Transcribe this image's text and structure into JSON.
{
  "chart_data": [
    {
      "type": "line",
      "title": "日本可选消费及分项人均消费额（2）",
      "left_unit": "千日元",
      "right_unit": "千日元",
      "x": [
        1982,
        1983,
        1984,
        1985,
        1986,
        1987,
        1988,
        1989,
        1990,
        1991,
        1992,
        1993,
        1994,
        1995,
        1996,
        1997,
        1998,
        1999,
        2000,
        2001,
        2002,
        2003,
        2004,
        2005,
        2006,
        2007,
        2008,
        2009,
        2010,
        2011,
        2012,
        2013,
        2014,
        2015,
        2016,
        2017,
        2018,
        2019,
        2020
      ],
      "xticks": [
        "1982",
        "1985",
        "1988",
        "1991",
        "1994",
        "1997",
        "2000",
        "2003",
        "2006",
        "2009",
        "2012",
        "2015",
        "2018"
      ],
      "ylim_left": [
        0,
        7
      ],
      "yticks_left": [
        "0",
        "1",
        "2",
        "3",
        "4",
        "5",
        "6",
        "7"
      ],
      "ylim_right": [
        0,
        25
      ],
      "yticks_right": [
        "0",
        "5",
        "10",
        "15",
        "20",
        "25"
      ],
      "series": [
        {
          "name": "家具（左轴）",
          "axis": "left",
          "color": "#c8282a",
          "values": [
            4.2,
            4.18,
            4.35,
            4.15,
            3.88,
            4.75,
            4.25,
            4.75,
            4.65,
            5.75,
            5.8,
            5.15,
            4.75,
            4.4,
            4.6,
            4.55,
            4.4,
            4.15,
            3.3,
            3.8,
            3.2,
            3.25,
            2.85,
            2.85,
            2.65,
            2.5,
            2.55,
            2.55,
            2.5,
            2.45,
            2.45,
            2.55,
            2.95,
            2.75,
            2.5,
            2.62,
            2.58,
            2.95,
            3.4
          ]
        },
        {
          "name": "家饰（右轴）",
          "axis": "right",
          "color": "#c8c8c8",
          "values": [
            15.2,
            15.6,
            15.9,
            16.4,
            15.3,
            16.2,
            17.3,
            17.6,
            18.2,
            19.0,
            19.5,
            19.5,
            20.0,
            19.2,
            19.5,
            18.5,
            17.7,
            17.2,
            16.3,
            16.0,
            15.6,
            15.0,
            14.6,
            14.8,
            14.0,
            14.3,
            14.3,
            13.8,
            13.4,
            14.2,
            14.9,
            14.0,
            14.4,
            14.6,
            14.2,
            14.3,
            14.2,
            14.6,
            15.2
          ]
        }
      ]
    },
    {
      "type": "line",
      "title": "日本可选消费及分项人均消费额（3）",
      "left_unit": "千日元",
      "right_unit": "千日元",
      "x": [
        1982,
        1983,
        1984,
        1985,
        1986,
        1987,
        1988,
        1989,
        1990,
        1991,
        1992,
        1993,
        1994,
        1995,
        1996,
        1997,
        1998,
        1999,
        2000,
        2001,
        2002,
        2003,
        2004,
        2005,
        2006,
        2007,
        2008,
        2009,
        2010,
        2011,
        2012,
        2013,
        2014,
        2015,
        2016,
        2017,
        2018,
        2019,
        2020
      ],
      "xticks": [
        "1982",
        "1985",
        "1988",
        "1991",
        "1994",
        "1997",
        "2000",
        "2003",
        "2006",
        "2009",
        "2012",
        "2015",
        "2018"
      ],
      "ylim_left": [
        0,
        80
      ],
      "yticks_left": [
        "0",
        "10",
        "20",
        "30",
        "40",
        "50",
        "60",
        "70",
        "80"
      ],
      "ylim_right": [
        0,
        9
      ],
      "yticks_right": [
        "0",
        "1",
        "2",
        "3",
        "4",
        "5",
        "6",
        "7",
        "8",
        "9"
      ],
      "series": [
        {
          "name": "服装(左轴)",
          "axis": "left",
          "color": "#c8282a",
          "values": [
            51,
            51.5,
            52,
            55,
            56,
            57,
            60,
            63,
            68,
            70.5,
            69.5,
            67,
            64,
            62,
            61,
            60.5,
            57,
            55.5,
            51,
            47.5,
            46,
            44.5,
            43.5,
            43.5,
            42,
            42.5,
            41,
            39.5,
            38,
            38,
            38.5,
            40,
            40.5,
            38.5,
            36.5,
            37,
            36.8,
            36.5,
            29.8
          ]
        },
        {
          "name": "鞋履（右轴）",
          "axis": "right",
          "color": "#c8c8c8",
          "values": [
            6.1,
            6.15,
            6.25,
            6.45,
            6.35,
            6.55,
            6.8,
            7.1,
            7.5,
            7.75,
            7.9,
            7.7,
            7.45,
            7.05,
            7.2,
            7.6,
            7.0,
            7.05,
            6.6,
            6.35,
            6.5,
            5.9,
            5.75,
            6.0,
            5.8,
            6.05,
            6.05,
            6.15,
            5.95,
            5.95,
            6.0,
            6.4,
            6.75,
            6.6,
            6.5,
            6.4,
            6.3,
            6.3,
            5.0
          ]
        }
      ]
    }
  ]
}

[Exercise prompt] Reproduce the entries above in full by retyping them exactly.

[Answer to this task]
Transcribe this image's text and structure into JSON.
{
  "chart_data": [
    {
      "type": "line",
      "title": "日本可选消费及分项人均消费额（2）",
      "left_unit": "千日元",
      "right_unit": "千日元",
      "x": [
        1982,
        1983,
        1984,
        1985,
        1986,
        1987,
        1988,
        1989,
        1990,
        1991,
        1992,
        1993,
        1994,
        1995,
        1996,
        1997,
        1998,
        1999,
        2000,
        2001,
        2002,
        2003,
        2004,
        2005,
        2006,
        2007,
        2008,
        2009,
        2010,
        2011,
        2012,
        2013,
        2014,
        2015,
        2016,
        2017,
        2018,
        2019,
        2020
      ],
      "xticks": [
        "1982",
        "1985",
        "1988",
        "1991",
        "1994",
        "1997",
        "2000",
        "2003",
        "2006",
        "2009",
        "2012",
        "2015",
        "2018"
      ],
      "ylim_left": [
        0,
        7
      ],
      "yticks_left": [
        "0",
        "1",
        "2",
        "3",
        "4",
        "5",
        "6",
        "7"
      ],
      "ylim_right": [
        0,
        25
      ],
      "yticks_right": [
        "0",
        "5",
        "10",
        "15",
        "20",
        "25"
      ],
      "series": [
        {
          "name": "家具（左轴）",
          "axis": "left",
          "color": "#c8282a",
          "values": [
            4.2,
            4.18,
            4.35,
            4.15,
            3.88,
            4.75,
            4.25,
            4.75,
            4.65,
            5.75,
            5.8,
            5.15,
            4.75,
            4.4,
            4.6,
            4.55,
            4.4,
            4.15,
            3.3,
            3.8,
            3.2,
            3.25,
            2.85,
            2.85,
            2.65,
            2.5,
            2.55,
            2.55,
            2.5,
            2.45,
            2.45,
            2.55,
            2.95,
            2.75,
            2.5,
            2.62,
            2.58,
            2.95,
            3.4
          ]
        },
        {
          "name": "家饰（右轴）",
          "axis": "right",
          "color": "#c8c8c8",
          "values": [
            15.2,
            15.6,
            15.9,
            16.4,
            15.3,
            16.2,
            17.3,
            17.6,
            18.2,
            19.0,
            19.5,
            19.5,
            20.0,
            19.2,
            19.5,
            18.5,
            17.7,
            17.2,
            16.3,
            16.0,
            15.6,
            15.0,
            14.6,
            14.8,
            14.0,
            14.3,
            14.3,
            13.8,
            13.4,
            14.2,
            14.9,
            14.0,
            14.4,
            14.6,
            14.2,
            14.3,
            14.2,
            14.6,
            15.2
          ]
        }
      ]
    },
    {
      "type": "line",
      "title": "日本可选消费及分项人均消费额（3）",
      "left_unit": "千日元",
      "right_unit": "千日元",
      "x": [
        1982,
        1983,
        1984,
        1985,
        1986,
        1987,
        1988,
        1989,
        1990,
        1991,
        1992,
        1993,
        1994,
        1995,
        1996,
        1997,
        1998,
        1999,
        2000,
        2001,
        2002,
        2003,
        2004,
        2005,
        2006,
        2007,
        2008,
        2009,
        2010,
        2011,
        2012,
        2013,
        2014,
        2015,
        2016,
        2017,
        2018,
        2019,
        2020
      ],
      "xticks": [
        "1982",
        "1985",
        "1988",
        "1991",
        "1994",
        "1997",
        "2000",
        "2003",
        "2006",
        "2009",
        "2012",
        "2015",
        "2018"
      ],
      "ylim_left": [
        0,
        80
      ],
      "yticks_left": [
        "0",
        "10",
        "20",
        "30",
        "40",
        "50",
        "60",
        "70",
        "80"
      ],
      "ylim_right": [
        0,
        9
      ],
      "yticks_right": [
        "0",
        "1",
        "2",
        "3",
        "4",
        "5",
        "6",
        "7",
        "8",
        "9"
      ],
      "series": [
        {
          "name": "服装(左轴)",
          "axis": "left",
          "color": "#c8282a",
          "values": [
            51,
            51.5,
            52,
            55,
            56,
            57,
            60,
            63,
            68,
            70.5,
            69.5,
            67,
            64,
            62,
            61,
            60.5,
            57,
            55.5,
            51,
            47.5,
            46,
            44.5,
            43.5,
            43.5,
            42,
            42.5,
            41,
            39.5,
            38,
            38,
            38.5,
            40,
            40.5,
            38.5,
            36.5,
            37,
            36.8,
            36.5,
            29.8
          ]
        },
        {
          "name": "鞋履（右轴）",
          "axis": "right",
          "color": "#c8c8c8",
          "values": [
            6.1,
            6.15,
            6.25,
            6.45,
            6.35,
            6.55,
            6.8,
            7.1,
            7.5,
            7.75,
            7.9,
            7.7,
            7.45,
            7.05,
            7.2,
            7.6,
            7.0,
            7.05,
            6.6,
            6.35,
            6.5,
            5.9,
            5.75,
            6.0,
            5.8,
            6.05,
            6.05,
            6.15,
            5.95,
            5.95,
            6.0,
            6.4,
            6.75,
            6.6,
            6.5,
            6.4,
            6.3,
            6.3,
            5.0
          ]
        }
      ]
    }
  ]
}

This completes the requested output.